YOUR ASSIGNMENT
Extract the lines that carry the string "title" from the listing.

▬▬▬▬▬▬

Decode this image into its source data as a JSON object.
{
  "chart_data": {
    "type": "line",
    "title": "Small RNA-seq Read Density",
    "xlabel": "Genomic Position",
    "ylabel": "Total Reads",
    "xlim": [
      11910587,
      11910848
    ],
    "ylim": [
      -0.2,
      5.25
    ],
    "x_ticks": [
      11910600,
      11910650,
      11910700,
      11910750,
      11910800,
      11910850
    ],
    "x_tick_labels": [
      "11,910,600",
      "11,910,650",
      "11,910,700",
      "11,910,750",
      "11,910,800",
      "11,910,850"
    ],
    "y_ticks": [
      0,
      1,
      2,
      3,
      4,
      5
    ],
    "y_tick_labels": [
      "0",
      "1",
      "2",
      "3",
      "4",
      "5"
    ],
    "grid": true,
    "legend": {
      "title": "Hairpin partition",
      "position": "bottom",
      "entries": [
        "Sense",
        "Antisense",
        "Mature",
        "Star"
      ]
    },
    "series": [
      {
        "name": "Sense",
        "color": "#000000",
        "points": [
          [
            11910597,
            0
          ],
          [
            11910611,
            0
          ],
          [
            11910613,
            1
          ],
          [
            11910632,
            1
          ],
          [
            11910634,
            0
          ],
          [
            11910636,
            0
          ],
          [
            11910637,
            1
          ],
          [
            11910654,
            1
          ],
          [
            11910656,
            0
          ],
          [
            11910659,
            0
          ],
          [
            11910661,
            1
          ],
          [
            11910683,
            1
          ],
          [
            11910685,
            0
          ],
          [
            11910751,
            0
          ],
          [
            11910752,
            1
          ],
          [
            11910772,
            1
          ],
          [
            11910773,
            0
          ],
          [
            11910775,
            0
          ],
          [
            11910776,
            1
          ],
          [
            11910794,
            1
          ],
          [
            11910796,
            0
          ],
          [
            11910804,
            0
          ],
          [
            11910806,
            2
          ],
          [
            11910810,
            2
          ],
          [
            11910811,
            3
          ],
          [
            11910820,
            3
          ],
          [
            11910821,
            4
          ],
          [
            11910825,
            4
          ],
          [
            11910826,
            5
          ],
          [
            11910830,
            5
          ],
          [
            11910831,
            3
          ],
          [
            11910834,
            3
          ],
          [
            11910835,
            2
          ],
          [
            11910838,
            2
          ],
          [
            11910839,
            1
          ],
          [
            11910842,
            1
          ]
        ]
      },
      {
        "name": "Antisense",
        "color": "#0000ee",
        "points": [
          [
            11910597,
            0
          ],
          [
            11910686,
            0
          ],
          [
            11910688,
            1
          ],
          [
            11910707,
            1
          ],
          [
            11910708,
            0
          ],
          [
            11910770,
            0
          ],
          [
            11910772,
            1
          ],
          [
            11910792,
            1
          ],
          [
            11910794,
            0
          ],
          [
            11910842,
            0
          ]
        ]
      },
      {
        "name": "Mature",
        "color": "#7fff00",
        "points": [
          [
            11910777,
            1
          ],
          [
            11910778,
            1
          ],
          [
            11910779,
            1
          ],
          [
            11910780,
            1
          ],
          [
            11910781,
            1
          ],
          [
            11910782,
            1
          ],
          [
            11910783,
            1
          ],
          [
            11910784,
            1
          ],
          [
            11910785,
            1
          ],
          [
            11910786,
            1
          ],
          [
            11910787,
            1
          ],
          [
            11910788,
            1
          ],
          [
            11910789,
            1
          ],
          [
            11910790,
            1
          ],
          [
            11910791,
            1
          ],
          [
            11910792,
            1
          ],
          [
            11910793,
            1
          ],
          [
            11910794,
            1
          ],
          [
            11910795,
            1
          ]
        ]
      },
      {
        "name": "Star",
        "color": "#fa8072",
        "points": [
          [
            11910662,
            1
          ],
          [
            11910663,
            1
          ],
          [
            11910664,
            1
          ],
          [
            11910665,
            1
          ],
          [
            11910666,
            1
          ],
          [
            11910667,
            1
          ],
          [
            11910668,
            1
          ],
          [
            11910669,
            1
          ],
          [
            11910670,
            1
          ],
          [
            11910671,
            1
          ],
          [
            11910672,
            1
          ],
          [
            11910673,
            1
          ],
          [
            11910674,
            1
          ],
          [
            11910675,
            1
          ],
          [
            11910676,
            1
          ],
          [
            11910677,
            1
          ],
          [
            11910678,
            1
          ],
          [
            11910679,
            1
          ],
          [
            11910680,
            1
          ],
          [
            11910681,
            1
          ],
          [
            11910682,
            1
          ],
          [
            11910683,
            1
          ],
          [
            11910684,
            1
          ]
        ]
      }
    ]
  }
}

▬▬▬▬▬▬

EXERCISE ANSWER
    "title": "Small RNA-seq Read Density",
      "title": "Hairpin partition",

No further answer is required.